[Start of Material]

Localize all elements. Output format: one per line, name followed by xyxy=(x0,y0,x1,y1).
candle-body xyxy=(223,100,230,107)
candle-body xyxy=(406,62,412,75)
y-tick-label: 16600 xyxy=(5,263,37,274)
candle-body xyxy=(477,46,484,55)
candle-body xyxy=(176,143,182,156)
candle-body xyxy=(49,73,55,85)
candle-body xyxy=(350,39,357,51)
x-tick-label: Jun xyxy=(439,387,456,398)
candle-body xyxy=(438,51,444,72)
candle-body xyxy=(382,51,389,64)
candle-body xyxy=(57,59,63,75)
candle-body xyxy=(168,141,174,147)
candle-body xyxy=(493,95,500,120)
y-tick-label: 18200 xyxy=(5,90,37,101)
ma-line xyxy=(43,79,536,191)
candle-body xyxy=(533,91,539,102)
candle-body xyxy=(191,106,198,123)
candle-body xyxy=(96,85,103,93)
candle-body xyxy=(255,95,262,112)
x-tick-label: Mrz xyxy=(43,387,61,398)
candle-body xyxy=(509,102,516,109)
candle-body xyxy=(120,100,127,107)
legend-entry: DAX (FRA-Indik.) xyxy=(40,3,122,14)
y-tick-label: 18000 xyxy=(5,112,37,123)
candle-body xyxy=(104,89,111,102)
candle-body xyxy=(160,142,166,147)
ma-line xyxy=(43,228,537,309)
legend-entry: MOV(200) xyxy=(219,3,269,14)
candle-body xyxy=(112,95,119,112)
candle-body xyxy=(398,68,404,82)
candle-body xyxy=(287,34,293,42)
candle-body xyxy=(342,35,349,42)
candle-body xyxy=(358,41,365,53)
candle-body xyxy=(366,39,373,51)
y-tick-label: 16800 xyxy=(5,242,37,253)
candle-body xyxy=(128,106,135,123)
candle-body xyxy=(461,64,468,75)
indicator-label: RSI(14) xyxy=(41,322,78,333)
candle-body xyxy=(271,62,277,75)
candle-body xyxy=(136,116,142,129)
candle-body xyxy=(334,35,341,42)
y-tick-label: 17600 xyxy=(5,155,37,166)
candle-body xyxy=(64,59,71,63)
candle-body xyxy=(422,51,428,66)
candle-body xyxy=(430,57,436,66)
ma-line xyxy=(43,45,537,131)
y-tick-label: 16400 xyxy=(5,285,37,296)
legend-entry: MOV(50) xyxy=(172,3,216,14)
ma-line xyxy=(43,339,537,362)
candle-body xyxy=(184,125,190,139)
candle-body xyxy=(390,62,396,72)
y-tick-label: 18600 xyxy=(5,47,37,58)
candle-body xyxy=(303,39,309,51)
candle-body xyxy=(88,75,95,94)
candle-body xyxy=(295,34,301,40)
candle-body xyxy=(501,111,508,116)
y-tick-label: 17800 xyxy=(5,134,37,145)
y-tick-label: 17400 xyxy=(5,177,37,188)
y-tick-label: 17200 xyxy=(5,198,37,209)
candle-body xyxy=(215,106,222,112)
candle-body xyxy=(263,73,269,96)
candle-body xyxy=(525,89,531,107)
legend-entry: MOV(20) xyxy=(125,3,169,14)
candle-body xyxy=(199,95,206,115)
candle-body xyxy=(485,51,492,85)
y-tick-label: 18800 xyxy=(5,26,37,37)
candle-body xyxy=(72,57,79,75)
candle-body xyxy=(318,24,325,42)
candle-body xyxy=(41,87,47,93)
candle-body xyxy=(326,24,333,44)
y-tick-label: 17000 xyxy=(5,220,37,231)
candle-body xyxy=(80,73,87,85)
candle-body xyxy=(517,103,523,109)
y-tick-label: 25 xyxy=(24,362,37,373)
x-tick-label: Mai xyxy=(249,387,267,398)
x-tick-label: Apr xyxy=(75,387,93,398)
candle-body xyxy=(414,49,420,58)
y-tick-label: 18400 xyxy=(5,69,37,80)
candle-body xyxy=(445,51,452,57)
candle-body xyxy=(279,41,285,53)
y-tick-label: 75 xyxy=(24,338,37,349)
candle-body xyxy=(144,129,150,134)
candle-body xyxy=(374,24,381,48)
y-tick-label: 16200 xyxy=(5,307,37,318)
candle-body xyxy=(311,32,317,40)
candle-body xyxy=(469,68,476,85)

[End of Material]

Please rewrite the entries above as a numbered list, leaving out any blank lines.

Written answer:
1. Localize all elements. Output format: one per line, name followed by xyxy=(x0,y0,x1,y1).
2. candle-body xyxy=(223,100,230,107)
3. candle-body xyxy=(406,62,412,75)
4. y-tick-label: 16600 xyxy=(5,263,37,274)
5. candle-body xyxy=(477,46,484,55)
6. candle-body xyxy=(176,143,182,156)
7. candle-body xyxy=(49,73,55,85)
8. candle-body xyxy=(350,39,357,51)
9. x-tick-label: Jun xyxy=(439,387,456,398)
10. candle-body xyxy=(438,51,444,72)
11. candle-body xyxy=(382,51,389,64)
12. candle-body xyxy=(57,59,63,75)
13. candle-body xyxy=(168,141,174,147)
14. candle-body xyxy=(493,95,500,120)
15. y-tick-label: 18200 xyxy=(5,90,37,101)
16. ma-line xyxy=(43,79,536,191)
17. candle-body xyxy=(533,91,539,102)
18. candle-body xyxy=(191,106,198,123)
19. candle-body xyxy=(96,85,103,93)
20. candle-body xyxy=(255,95,262,112)
21. x-tick-label: Mrz xyxy=(43,387,61,398)
22. candle-body xyxy=(509,102,516,109)
23. candle-body xyxy=(120,100,127,107)
24. legend-entry: DAX (FRA-Indik.) xyxy=(40,3,122,14)
25. y-tick-label: 18000 xyxy=(5,112,37,123)
26. candle-body xyxy=(104,89,111,102)
27. candle-body xyxy=(160,142,166,147)
28. ma-line xyxy=(43,228,537,309)
29. legend-entry: MOV(200) xyxy=(219,3,269,14)
30. candle-body xyxy=(112,95,119,112)
31. candle-body xyxy=(398,68,404,82)
32. candle-body xyxy=(287,34,293,42)
33. candle-body xyxy=(342,35,349,42)
34. candle-body xyxy=(358,41,365,53)
35. candle-body xyxy=(366,39,373,51)
36. y-tick-label: 16800 xyxy=(5,242,37,253)
37. candle-body xyxy=(128,106,135,123)
38. candle-body xyxy=(461,64,468,75)
39. indicator-label: RSI(14) xyxy=(41,322,78,333)
40. candle-body xyxy=(271,62,277,75)
41. candle-body xyxy=(136,116,142,129)
42. candle-body xyxy=(334,35,341,42)
43. y-tick-label: 17600 xyxy=(5,155,37,166)
44. candle-body xyxy=(64,59,71,63)
45. candle-body xyxy=(422,51,428,66)
46. candle-body xyxy=(430,57,436,66)
47. ma-line xyxy=(43,45,537,131)
48. y-tick-label: 16400 xyxy=(5,285,37,296)
49. legend-entry: MOV(50) xyxy=(172,3,216,14)
50. ma-line xyxy=(43,339,537,362)
51. candle-body xyxy=(184,125,190,139)
52. candle-body xyxy=(390,62,396,72)
53. y-tick-label: 18600 xyxy=(5,47,37,58)
54. candle-body xyxy=(303,39,309,51)
55. candle-body xyxy=(88,75,95,94)
56. candle-body xyxy=(295,34,301,40)
57. candle-body xyxy=(501,111,508,116)
58. y-tick-label: 17800 xyxy=(5,134,37,145)
59. y-tick-label: 17400 xyxy=(5,177,37,188)
60. y-tick-label: 17200 xyxy=(5,198,37,209)
61. candle-body xyxy=(215,106,222,112)
62. candle-body xyxy=(263,73,269,96)
63. candle-body xyxy=(525,89,531,107)
64. legend-entry: MOV(20) xyxy=(125,3,169,14)
65. candle-body xyxy=(199,95,206,115)
66. candle-body xyxy=(485,51,492,85)
67. y-tick-label: 18800 xyxy=(5,26,37,37)
68. candle-body xyxy=(72,57,79,75)
69. candle-body xyxy=(318,24,325,42)
70. candle-body xyxy=(41,87,47,93)
71. candle-body xyxy=(326,24,333,44)
72. y-tick-label: 17000 xyxy=(5,220,37,231)
73. candle-body xyxy=(80,73,87,85)
74. candle-body xyxy=(517,103,523,109)
75. y-tick-label: 25 xyxy=(24,362,37,373)
76. x-tick-label: Mai xyxy=(249,387,267,398)
77. x-tick-label: Apr xyxy=(75,387,93,398)
78. candle-body xyxy=(414,49,420,58)
79. y-tick-label: 18400 xyxy=(5,69,37,80)
80. candle-body xyxy=(445,51,452,57)
81. candle-body xyxy=(279,41,285,53)
82. y-tick-label: 75 xyxy=(24,338,37,349)
83. candle-body xyxy=(144,129,150,134)
84. candle-body xyxy=(374,24,381,48)
85. y-tick-label: 16200 xyxy=(5,307,37,318)
86. candle-body xyxy=(311,32,317,40)
87. candle-body xyxy=(469,68,476,85)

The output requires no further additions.